DATA SECTION:
## start

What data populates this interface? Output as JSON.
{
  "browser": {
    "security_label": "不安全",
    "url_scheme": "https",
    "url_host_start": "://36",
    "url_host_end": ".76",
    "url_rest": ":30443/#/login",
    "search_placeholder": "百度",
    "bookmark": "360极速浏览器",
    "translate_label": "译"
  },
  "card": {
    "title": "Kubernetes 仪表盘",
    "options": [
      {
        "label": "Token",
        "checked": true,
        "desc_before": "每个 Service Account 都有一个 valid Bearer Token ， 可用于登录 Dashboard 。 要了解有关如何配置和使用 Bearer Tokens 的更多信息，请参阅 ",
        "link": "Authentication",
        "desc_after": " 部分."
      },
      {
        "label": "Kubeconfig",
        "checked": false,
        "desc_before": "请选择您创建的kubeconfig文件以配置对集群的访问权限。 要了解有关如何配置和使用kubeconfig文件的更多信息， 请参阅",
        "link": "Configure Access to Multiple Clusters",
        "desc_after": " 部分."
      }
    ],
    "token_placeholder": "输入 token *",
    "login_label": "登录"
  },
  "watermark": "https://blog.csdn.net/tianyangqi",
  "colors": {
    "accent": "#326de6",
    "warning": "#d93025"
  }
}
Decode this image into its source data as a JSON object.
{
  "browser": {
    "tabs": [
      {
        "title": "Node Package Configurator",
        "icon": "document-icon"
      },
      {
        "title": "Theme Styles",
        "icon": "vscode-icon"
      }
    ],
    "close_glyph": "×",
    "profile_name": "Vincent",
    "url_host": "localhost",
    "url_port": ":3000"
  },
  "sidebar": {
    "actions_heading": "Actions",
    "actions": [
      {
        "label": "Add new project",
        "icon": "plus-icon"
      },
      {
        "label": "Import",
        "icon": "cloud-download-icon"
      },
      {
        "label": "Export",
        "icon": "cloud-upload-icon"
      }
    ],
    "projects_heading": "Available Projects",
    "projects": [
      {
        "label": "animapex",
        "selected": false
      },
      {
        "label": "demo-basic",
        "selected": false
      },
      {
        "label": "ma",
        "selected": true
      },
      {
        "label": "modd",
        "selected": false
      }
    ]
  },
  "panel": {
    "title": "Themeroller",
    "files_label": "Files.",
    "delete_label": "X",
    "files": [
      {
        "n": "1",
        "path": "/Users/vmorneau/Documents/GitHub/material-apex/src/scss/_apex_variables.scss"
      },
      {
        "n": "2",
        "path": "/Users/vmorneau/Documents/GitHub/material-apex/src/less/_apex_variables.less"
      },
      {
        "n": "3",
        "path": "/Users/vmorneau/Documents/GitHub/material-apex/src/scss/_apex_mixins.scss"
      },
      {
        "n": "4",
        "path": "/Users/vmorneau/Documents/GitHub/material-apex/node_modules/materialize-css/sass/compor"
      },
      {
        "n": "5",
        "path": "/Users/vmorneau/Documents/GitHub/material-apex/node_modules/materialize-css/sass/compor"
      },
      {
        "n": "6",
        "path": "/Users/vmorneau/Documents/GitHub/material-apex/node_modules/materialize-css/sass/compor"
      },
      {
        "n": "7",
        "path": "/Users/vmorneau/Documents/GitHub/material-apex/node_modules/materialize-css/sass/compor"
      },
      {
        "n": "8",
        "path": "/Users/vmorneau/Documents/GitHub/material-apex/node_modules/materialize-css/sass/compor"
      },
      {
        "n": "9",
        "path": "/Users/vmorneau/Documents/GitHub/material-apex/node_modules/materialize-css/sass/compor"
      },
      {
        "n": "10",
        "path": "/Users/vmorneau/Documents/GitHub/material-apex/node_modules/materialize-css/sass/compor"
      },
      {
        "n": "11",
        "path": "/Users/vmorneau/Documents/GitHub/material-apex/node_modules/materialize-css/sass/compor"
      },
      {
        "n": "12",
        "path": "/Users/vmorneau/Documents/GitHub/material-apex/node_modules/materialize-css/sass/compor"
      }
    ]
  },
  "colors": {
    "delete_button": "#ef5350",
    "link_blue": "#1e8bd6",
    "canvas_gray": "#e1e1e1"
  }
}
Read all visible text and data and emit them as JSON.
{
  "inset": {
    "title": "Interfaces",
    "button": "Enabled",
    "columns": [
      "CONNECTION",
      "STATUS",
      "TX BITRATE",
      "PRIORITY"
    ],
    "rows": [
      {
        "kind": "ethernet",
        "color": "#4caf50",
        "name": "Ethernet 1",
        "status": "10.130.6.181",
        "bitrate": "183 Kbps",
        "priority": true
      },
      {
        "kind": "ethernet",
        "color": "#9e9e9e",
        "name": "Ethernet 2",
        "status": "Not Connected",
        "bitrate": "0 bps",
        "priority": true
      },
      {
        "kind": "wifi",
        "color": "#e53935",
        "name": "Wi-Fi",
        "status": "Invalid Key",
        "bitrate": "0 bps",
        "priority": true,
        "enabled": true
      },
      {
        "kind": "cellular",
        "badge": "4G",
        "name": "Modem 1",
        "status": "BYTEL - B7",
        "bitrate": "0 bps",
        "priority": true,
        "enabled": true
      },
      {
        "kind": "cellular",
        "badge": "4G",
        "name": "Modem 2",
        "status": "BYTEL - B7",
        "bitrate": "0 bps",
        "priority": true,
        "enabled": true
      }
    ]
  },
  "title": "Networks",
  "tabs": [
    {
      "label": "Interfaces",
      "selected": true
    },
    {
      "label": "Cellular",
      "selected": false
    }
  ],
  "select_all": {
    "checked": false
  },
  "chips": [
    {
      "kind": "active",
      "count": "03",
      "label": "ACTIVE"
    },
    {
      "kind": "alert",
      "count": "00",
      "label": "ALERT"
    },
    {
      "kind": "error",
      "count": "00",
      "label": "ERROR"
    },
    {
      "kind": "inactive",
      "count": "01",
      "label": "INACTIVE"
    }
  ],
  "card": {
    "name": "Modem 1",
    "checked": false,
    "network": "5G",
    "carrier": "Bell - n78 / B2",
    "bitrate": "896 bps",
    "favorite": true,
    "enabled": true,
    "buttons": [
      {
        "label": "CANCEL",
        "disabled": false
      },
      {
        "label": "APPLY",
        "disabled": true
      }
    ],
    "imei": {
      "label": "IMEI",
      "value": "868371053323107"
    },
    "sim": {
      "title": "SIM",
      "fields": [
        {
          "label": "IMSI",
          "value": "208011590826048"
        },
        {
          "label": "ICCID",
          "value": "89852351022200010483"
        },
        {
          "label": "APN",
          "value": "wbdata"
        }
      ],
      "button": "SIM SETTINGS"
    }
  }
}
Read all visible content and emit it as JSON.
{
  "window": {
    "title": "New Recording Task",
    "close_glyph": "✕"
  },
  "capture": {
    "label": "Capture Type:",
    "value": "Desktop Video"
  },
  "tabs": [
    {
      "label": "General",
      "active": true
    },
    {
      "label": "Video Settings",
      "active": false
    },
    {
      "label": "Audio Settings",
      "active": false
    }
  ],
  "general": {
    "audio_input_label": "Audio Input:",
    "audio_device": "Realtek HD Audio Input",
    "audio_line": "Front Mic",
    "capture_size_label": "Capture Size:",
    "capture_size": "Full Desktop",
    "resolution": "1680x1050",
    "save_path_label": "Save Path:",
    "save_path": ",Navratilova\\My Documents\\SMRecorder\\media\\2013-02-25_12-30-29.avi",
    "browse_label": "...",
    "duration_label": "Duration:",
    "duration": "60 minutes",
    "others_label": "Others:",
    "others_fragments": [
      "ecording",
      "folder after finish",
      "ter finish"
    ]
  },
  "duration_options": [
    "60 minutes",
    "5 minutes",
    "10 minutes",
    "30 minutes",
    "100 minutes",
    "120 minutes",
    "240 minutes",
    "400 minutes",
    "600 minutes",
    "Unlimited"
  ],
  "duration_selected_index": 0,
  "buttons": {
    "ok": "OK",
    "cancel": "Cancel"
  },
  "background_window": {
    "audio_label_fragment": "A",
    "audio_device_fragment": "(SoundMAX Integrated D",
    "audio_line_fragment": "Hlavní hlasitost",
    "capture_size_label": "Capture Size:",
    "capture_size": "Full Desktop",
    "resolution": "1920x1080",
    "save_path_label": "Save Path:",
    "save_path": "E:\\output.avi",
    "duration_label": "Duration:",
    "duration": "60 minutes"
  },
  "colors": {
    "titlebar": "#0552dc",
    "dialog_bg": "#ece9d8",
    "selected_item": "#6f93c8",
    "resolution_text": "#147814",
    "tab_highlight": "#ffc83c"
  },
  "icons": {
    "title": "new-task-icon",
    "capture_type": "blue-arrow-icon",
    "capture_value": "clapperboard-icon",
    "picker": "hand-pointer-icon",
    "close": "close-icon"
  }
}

## end

TO BE DONE: Give only a number: how many lines of the data hold the string "minutes"?

COMPLETE OUTPUT: 11